The task: Continue the report on confirmatory biopsies for men on active surveillance, starting after its last sentence.

Extract to read:

_ _ _ _ _ _ _

EMUC 2020: The Need for Confirmatory Biopsies in Patients on Active Surveillance Who Underwent Upfront MRI with Possible Targeted Biopsy

(UroToday.com) In a talk presented in the Oral Presentations session of the 12th European Multidisciplinary Congress on Urological Cancers (EMUC), Dr. Henk Luiting presented data regarding the somewhat controversial question of the role of a confirmatory biopsy in patients who are undergoing active surveillance diagnosed on the basis of MRI-informed biopsy.


Recent work utilizing the Sunnybrook cohort has shown that non-adherence to confirmatory biopsy is associated with worse cancer-related long-term outcomes, among men who are diagnosed with low-risk prostate cancer on the basis of systemic biopsy without MRI. However, Dr. Luiting pointed out that the European Association of Urology (EAU) guidelines currently recommend omitting confirmatory biopsies for men who have upfront MRI with systematic and targeted biopsies, based on a weak recommendation.

_ _ _ _ _ _ _

Supplied records:

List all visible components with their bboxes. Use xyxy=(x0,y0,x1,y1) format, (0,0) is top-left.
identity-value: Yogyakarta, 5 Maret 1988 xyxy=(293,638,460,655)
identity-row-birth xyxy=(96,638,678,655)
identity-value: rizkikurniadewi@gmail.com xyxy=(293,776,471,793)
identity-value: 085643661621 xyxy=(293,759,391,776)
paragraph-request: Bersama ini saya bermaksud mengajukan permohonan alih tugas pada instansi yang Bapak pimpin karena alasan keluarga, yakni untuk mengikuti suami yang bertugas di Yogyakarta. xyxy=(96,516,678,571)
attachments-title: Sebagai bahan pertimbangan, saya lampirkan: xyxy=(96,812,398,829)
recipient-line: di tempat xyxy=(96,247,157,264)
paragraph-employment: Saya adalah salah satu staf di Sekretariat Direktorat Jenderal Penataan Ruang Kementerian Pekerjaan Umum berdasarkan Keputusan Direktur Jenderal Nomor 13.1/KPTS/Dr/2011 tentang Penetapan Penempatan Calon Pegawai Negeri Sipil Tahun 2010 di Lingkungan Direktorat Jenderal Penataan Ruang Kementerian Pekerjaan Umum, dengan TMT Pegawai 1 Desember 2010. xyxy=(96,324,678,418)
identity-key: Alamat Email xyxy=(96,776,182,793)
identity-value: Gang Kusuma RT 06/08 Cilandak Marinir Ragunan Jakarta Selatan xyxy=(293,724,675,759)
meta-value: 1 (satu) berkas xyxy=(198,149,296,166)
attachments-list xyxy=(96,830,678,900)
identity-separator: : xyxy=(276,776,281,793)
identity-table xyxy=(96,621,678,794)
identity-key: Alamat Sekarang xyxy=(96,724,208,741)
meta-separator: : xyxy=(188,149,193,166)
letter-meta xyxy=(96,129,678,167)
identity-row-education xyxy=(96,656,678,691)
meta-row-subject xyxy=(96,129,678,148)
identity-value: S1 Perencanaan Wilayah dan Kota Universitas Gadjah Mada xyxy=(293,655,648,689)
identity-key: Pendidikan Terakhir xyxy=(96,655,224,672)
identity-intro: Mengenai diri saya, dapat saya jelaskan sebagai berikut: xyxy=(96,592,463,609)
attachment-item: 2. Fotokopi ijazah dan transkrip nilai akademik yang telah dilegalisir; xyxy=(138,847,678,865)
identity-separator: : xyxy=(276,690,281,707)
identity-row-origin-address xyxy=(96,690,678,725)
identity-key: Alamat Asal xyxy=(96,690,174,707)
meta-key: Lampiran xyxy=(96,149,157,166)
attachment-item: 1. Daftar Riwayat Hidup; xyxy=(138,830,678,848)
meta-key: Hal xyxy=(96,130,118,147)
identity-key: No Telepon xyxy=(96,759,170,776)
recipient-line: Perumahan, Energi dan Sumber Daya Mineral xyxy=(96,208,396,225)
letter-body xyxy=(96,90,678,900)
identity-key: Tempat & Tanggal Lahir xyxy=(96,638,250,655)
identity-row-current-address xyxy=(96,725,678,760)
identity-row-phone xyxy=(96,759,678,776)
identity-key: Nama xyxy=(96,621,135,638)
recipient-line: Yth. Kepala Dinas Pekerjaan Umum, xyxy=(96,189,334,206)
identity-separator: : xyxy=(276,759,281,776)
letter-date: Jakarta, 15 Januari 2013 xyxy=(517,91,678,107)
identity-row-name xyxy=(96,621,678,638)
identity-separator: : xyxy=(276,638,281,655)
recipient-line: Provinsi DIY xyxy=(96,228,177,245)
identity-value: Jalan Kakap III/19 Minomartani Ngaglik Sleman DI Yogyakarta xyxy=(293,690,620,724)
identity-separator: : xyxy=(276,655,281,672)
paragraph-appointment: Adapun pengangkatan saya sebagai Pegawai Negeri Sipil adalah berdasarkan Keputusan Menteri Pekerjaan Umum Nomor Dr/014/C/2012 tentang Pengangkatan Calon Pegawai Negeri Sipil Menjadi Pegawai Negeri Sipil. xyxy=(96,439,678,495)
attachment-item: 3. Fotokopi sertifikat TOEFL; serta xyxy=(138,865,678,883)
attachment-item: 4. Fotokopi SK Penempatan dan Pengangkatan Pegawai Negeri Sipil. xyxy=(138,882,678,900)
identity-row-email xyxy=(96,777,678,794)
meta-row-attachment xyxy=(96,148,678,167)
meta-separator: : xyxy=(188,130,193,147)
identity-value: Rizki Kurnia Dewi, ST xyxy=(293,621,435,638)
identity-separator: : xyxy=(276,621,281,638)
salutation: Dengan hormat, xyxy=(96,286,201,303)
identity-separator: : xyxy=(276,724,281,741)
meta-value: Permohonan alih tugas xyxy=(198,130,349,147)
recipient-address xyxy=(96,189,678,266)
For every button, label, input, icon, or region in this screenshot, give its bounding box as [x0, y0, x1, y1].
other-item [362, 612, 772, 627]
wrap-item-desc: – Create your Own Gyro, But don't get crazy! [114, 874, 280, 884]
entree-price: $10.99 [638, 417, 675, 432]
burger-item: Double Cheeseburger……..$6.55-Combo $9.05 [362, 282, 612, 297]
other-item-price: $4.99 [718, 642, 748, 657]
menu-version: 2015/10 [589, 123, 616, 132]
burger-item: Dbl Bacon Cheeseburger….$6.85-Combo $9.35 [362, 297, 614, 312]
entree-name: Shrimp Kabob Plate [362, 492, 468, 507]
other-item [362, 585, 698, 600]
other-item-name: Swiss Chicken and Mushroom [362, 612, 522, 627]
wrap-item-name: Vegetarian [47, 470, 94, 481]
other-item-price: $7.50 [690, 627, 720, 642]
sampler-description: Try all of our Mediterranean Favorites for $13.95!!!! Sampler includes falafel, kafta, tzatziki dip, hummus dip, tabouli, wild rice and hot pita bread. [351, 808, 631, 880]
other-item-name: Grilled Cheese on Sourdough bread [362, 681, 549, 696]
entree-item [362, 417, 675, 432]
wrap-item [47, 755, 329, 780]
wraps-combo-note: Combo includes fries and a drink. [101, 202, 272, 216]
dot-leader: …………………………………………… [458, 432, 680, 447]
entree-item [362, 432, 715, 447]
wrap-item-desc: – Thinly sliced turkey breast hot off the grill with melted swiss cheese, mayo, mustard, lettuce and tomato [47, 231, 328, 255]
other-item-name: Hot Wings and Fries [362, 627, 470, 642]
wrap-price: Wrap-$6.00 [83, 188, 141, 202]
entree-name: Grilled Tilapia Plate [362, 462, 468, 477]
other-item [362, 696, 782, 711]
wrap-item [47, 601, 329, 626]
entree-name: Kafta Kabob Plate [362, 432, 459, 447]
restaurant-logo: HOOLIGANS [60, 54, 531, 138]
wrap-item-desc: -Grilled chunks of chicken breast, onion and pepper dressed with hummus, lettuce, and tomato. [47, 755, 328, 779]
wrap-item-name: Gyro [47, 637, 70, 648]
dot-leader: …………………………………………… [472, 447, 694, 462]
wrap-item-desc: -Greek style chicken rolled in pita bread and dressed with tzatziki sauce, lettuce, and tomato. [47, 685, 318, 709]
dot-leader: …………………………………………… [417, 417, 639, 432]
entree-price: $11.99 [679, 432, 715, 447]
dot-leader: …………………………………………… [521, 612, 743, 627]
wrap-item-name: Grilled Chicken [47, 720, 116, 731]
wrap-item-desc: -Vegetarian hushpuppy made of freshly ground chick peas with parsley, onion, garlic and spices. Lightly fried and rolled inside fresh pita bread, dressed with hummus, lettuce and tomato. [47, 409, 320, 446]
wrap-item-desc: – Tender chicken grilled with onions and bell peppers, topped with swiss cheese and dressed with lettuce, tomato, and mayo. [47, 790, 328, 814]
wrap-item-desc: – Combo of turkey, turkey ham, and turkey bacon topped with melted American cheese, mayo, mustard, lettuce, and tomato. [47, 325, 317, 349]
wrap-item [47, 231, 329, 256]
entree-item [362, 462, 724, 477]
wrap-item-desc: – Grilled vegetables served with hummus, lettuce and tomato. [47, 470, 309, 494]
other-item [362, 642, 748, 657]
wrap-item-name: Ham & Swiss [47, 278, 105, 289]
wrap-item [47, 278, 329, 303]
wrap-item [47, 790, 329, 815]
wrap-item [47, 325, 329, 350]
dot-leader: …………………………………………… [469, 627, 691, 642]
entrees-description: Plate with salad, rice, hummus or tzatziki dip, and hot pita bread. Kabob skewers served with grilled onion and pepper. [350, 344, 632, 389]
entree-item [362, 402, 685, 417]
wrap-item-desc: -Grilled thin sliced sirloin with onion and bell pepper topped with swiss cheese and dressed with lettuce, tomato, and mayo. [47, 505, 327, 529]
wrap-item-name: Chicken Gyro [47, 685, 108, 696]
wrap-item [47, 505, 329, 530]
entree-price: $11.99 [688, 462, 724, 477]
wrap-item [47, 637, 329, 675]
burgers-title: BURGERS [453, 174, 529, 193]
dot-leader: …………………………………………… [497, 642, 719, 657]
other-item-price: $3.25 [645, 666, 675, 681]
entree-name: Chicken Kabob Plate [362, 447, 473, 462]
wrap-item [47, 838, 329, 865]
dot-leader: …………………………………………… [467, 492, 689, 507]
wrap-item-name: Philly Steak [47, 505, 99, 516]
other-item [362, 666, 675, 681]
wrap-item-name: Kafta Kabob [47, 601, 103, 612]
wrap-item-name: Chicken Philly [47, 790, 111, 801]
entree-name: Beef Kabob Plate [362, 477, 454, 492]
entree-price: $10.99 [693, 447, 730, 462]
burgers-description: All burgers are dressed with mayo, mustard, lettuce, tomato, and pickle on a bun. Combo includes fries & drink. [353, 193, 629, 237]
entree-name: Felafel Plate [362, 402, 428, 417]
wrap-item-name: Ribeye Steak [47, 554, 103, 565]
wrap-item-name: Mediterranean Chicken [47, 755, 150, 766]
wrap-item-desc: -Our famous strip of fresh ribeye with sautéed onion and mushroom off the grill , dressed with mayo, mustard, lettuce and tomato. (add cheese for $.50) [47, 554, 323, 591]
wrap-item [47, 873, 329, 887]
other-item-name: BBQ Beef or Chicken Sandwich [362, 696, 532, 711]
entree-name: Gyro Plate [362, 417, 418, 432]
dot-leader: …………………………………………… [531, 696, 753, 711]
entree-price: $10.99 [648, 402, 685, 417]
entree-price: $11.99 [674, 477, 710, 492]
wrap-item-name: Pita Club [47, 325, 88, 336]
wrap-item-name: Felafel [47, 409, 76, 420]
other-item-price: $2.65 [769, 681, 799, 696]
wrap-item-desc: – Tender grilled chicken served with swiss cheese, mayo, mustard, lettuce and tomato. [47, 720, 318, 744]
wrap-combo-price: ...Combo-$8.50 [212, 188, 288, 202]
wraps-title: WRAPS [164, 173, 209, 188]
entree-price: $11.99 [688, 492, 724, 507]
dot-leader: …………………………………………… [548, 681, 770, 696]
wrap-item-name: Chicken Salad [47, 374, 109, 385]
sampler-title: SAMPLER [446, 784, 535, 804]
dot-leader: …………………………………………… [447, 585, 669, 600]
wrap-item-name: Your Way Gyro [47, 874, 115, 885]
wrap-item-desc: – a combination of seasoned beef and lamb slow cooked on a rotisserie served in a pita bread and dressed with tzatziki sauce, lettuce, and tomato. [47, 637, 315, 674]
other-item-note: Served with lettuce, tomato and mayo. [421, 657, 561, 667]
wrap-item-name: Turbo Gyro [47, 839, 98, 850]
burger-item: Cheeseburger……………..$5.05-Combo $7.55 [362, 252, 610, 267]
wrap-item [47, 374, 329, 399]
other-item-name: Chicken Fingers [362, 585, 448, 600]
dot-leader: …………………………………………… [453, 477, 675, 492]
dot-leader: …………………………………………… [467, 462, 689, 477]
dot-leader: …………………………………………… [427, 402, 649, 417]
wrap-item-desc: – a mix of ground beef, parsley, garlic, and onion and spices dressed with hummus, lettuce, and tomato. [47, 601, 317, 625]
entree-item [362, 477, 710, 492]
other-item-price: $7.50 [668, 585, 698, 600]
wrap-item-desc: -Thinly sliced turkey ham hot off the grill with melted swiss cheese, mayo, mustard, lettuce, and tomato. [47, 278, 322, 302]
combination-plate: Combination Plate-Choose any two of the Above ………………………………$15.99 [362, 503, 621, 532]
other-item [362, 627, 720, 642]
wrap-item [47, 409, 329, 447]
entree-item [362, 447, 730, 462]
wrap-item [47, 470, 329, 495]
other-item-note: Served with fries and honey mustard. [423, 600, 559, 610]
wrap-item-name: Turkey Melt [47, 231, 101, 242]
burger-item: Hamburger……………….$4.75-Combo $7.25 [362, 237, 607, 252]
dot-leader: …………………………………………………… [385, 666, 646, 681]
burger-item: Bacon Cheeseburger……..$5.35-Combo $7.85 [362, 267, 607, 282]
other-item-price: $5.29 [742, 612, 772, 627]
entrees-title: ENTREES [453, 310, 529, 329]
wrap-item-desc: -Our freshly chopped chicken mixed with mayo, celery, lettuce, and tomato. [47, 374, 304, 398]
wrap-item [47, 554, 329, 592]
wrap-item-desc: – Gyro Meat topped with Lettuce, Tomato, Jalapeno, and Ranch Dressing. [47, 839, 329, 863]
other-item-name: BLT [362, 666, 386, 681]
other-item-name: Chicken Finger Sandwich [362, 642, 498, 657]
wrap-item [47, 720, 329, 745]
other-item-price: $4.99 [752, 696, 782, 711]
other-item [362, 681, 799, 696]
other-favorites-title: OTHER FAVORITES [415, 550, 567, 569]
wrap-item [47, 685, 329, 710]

_ _ _ _ _ _ _

Answer section:
The authors identified patients in the PRIAS cohort who underwent upfront MRI prior to biopsy or had MRI within 6 months of inclusion and received targeted biopsy for identified lesions, defined as PIRADS 3 or greater. Additionally, on the surveillance protocol, all men subsequently underwent s second MRI with confirmatory biopsies within 2 years of inclusion.

The authors examined a total of 212 patients. Of these, 146 (69%) had a lesion PIRADS ≥3 on MRI. The median interval between the first and second MRI was 12 months (interquartile range 10 to 14 months). 66 patients had no targetable lesion on their second MRI and, of these, 2 reclassified to Gleason grade group 2 disease while none reclassified to Gleason grade group 3 or greater.

Reclassification to Gleason grade group 2 or greater and Gleason grade group 3 or greater occurred in 9 (22%) and 3 (7%), respectively, of patients with PIRADS 3 lesions,  in 19 (26%) and 8 (11%), respectively, of patients with PIRADS4 lesions, and in 10 (3%) and 5 (16%), respectively, of patients with PIRADS 5 lesions.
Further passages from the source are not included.